#### WRITTEN TASK:
Work out how many lines of the data hold the string "하나님의", and reply with that number alone.

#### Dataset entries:
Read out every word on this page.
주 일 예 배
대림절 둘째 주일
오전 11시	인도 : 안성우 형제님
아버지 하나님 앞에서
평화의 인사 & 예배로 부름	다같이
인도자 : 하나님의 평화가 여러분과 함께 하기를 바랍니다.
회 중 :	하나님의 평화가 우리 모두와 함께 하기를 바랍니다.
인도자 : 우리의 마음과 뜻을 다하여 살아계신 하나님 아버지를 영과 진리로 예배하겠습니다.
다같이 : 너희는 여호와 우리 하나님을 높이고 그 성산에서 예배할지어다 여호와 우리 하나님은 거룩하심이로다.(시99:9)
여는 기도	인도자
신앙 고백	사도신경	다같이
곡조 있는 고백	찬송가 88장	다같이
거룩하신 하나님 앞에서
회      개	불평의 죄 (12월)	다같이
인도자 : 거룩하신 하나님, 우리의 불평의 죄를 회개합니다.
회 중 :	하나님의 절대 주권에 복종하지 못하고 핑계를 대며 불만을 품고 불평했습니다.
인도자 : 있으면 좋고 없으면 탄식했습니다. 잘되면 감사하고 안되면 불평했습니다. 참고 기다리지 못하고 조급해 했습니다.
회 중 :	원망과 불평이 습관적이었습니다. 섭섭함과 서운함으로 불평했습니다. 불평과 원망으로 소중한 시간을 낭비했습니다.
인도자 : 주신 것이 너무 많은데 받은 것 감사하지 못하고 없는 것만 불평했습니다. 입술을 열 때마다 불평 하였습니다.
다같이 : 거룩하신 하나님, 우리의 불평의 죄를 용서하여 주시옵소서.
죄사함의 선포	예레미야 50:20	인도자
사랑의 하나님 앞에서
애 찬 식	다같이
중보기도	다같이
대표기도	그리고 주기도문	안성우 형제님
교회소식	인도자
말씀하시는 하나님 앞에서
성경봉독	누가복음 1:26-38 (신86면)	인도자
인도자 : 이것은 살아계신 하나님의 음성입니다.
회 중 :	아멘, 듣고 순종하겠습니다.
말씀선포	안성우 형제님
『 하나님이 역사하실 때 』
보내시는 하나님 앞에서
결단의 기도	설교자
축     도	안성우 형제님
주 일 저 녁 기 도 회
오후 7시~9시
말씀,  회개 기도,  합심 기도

#### ANSWER TO THIS TASK:
4